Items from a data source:

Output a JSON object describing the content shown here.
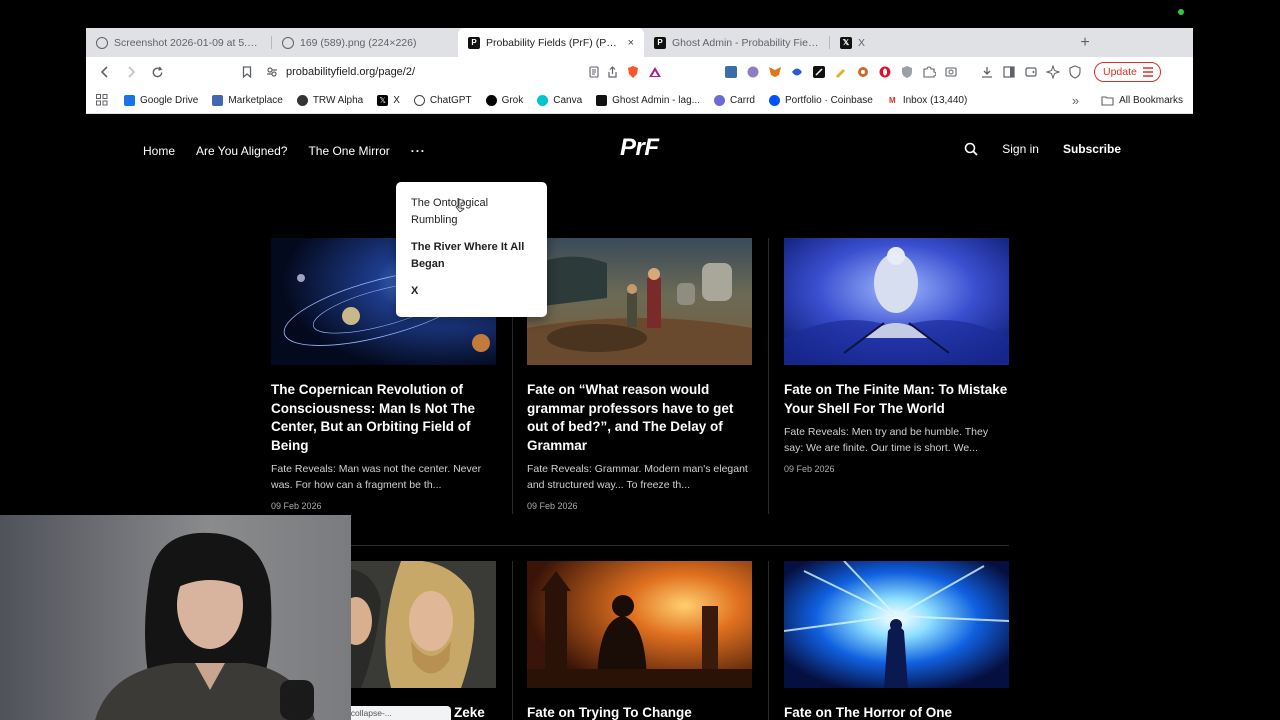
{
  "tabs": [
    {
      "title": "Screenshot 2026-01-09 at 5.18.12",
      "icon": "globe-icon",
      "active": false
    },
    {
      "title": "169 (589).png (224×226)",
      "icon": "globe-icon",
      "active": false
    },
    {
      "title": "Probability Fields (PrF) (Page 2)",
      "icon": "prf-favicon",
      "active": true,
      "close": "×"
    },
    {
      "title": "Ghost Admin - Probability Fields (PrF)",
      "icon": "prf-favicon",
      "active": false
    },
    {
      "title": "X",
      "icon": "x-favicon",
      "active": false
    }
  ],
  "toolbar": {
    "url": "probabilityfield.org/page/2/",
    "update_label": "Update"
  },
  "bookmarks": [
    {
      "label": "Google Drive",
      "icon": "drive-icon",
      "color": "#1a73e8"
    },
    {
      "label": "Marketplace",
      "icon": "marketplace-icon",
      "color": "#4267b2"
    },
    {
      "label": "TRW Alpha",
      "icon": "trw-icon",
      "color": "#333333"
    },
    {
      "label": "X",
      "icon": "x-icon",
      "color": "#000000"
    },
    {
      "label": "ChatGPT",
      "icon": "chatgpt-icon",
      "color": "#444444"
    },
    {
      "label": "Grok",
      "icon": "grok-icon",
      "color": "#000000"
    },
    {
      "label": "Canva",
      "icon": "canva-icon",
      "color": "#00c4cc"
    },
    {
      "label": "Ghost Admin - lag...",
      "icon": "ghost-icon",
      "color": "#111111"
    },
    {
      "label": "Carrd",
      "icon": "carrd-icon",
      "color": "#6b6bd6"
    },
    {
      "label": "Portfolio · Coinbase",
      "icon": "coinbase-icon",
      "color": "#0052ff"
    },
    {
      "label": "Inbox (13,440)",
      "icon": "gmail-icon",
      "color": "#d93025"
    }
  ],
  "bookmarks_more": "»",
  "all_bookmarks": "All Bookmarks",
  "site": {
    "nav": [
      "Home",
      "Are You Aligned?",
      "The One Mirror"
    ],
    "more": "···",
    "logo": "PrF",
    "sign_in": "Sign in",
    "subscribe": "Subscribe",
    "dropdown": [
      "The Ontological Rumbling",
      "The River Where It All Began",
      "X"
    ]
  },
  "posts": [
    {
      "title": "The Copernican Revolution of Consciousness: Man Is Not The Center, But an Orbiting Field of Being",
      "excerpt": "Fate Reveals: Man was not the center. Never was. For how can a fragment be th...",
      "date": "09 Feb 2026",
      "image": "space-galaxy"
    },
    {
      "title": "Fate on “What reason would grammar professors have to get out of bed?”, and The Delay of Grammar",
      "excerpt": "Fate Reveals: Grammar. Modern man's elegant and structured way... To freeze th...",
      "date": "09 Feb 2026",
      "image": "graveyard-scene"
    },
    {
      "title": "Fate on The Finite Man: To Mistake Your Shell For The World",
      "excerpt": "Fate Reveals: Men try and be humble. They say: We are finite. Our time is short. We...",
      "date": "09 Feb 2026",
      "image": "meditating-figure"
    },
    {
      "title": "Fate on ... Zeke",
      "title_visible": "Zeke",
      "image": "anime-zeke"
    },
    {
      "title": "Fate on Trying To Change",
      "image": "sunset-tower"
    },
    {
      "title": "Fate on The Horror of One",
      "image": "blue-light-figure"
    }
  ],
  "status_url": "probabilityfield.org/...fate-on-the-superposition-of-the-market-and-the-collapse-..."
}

Do this:
Restate the whole listing above exactly, please, omitting every image.

Finished task:
Output a JSON object describing the content shown here.
{
  "tabs": [
    {
      "title": "Screenshot 2026-01-09 at 5.18.12",
      "icon": "globe-icon",
      "active": false
    },
    {
      "title": "169 (589).png (224×226)",
      "icon": "globe-icon",
      "active": false
    },
    {
      "title": "Probability Fields (PrF) (Page 2)",
      "icon": "prf-favicon",
      "active": true,
      "close": "×"
    },
    {
      "title": "Ghost Admin - Probability Fields (PrF)",
      "icon": "prf-favicon",
      "active": false
    },
    {
      "title": "X",
      "icon": "x-favicon",
      "active": false
    }
  ],
  "toolbar": {
    "url": "probabilityfield.org/page/2/",
    "update_label": "Update"
  },
  "bookmarks": [
    {
      "label": "Google Drive",
      "icon": "drive-icon",
      "color": "#1a73e8"
    },
    {
      "label": "Marketplace",
      "icon": "marketplace-icon",
      "color": "#4267b2"
    },
    {
      "label": "TRW Alpha",
      "icon": "trw-icon",
      "color": "#333333"
    },
    {
      "label": "X",
      "icon": "x-icon",
      "color": "#000000"
    },
    {
      "label": "ChatGPT",
      "icon": "chatgpt-icon",
      "color": "#444444"
    },
    {
      "label": "Grok",
      "icon": "grok-icon",
      "color": "#000000"
    },
    {
      "label": "Canva",
      "icon": "canva-icon",
      "color": "#00c4cc"
    },
    {
      "label": "Ghost Admin - lag...",
      "icon": "ghost-icon",
      "color": "#111111"
    },
    {
      "label": "Carrd",
      "icon": "carrd-icon",
      "color": "#6b6bd6"
    },
    {
      "label": "Portfolio · Coinbase",
      "icon": "coinbase-icon",
      "color": "#0052ff"
    },
    {
      "label": "Inbox (13,440)",
      "icon": "gmail-icon",
      "color": "#d93025"
    }
  ],
  "bookmarks_more": "»",
  "all_bookmarks": "All Bookmarks",
  "site": {
    "nav": [
      "Home",
      "Are You Aligned?",
      "The One Mirror"
    ],
    "more": "···",
    "logo": "PrF",
    "sign_in": "Sign in",
    "subscribe": "Subscribe",
    "dropdown": [
      "The Ontological Rumbling",
      "The River Where It All Began",
      "X"
    ]
  },
  "posts": [
    {
      "title": "The Copernican Revolution of Consciousness: Man Is Not The Center, But an Orbiting Field of Being",
      "excerpt": "Fate Reveals: Man was not the center. Never was. For how can a fragment be th...",
      "date": "09 Feb 2026",
      "image": "space-galaxy"
    },
    {
      "title": "Fate on “What reason would grammar professors have to get out of bed?”, and The Delay of Grammar",
      "excerpt": "Fate Reveals: Grammar. Modern man's elegant and structured way... To freeze th...",
      "date": "09 Feb 2026",
      "image": "graveyard-scene"
    },
    {
      "title": "Fate on The Finite Man: To Mistake Your Shell For The World",
      "excerpt": "Fate Reveals: Men try and be humble. They say: We are finite. Our time is short. We...",
      "date": "09 Feb 2026",
      "image": "meditating-figure"
    },
    {
      "title": "Fate on ... Zeke",
      "title_visible": "Zeke",
      "image": "anime-zeke"
    },
    {
      "title": "Fate on Trying To Change",
      "image": "sunset-tower"
    },
    {
      "title": "Fate on The Horror of One",
      "image": "blue-light-figure"
    }
  ],
  "status_url": "probabilityfield.org/...fate-on-the-superposition-of-the-market-and-the-collapse-..."
}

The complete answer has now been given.